▶ [TASK REQUIREMENTS]: Count every line that has "engine" in it and give the total, nothing more.

▶ [MATERIAL SHOWN]:
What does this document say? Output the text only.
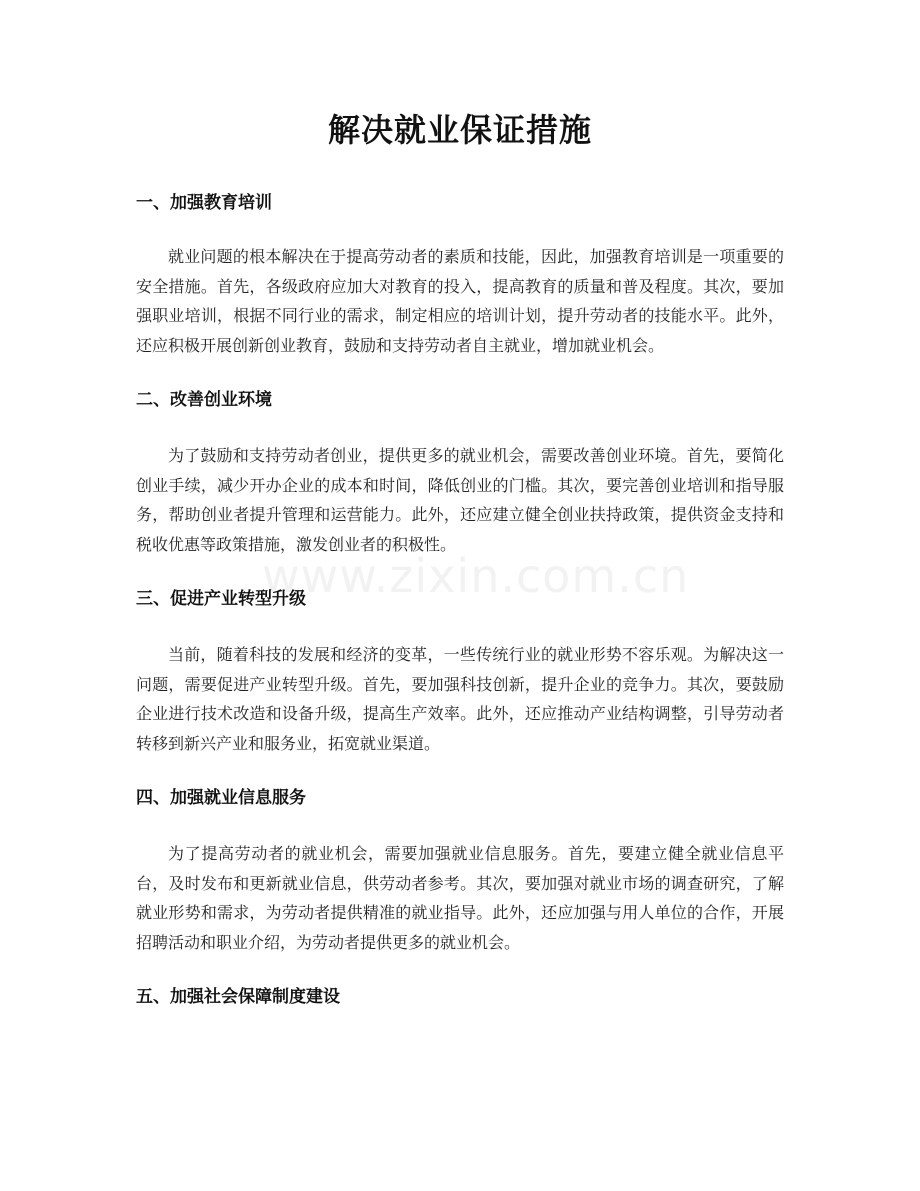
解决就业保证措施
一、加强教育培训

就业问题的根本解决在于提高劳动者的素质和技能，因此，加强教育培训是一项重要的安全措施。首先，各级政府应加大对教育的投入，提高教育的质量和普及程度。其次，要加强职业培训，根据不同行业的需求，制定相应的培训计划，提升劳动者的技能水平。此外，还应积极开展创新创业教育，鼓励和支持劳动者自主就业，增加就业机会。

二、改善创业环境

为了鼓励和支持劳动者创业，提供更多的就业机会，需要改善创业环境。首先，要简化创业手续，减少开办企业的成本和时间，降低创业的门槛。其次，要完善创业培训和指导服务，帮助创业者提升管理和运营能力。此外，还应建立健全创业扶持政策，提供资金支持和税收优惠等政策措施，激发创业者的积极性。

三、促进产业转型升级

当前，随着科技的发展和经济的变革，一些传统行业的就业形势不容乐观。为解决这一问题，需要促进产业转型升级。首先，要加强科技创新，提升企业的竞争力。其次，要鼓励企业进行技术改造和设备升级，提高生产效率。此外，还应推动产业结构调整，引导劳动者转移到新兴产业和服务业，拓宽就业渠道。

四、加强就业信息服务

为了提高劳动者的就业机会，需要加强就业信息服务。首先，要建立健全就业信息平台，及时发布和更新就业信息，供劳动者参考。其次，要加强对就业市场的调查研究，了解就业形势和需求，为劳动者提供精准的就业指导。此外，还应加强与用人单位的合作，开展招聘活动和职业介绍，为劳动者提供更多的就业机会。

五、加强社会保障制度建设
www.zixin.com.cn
...
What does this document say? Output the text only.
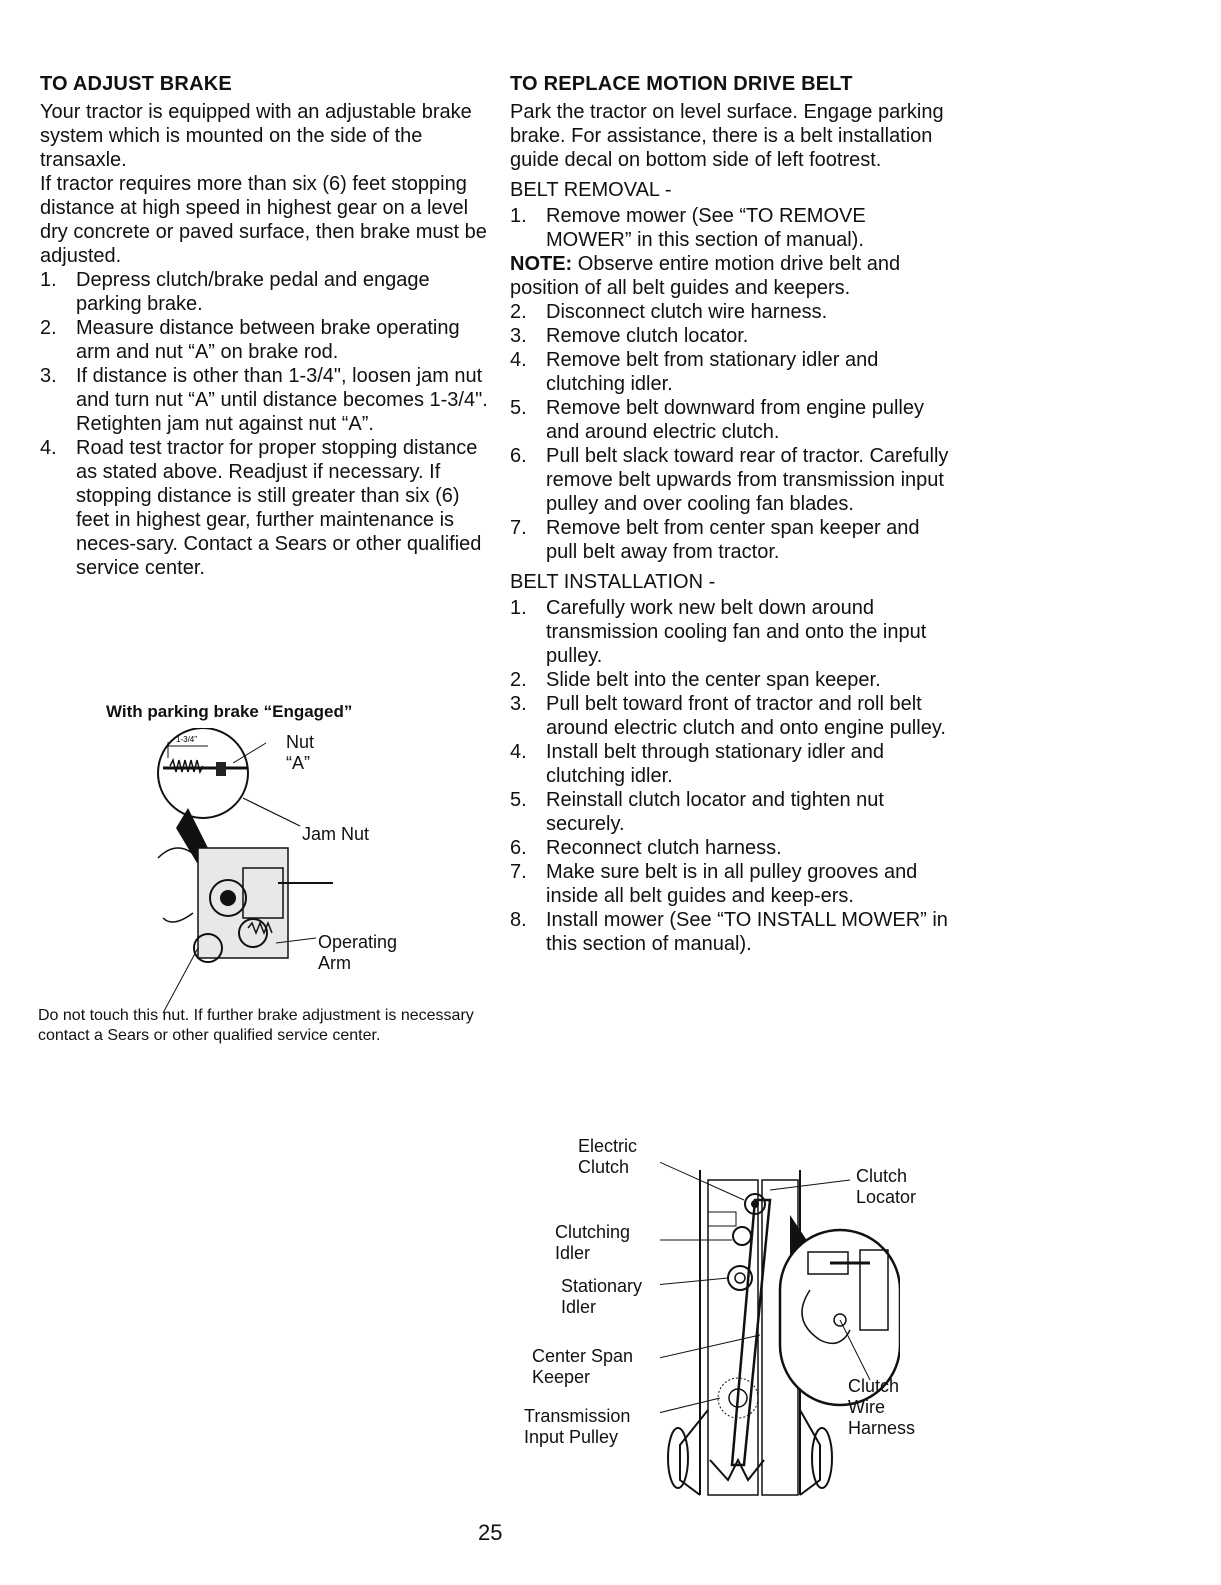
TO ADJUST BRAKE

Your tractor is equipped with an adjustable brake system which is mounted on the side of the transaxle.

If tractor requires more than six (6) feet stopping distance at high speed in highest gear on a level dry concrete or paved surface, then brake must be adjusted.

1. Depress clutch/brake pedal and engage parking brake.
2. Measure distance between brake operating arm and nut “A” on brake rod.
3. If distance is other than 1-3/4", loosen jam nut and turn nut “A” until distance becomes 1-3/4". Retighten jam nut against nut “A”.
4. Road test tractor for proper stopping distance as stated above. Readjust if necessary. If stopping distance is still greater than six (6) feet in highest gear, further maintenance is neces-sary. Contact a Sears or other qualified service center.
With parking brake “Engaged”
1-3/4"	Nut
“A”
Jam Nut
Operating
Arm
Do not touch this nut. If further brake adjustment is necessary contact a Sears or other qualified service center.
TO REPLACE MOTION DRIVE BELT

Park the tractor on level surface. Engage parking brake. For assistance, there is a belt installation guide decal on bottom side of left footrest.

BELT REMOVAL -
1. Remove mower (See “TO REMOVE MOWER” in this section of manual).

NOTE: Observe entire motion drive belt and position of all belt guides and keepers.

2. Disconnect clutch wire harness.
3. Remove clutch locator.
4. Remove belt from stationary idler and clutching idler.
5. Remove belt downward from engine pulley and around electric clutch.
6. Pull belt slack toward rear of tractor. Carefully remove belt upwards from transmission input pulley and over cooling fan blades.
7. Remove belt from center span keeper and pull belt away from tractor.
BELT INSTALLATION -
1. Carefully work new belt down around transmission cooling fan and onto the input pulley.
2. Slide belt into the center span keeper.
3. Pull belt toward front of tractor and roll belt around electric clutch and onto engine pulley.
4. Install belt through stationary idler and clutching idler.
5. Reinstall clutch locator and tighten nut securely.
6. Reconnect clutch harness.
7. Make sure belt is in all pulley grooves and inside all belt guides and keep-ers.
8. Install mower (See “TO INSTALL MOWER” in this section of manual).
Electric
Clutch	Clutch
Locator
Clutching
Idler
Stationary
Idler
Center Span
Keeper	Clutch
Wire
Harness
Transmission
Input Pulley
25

▶ [SOLUTION]: 2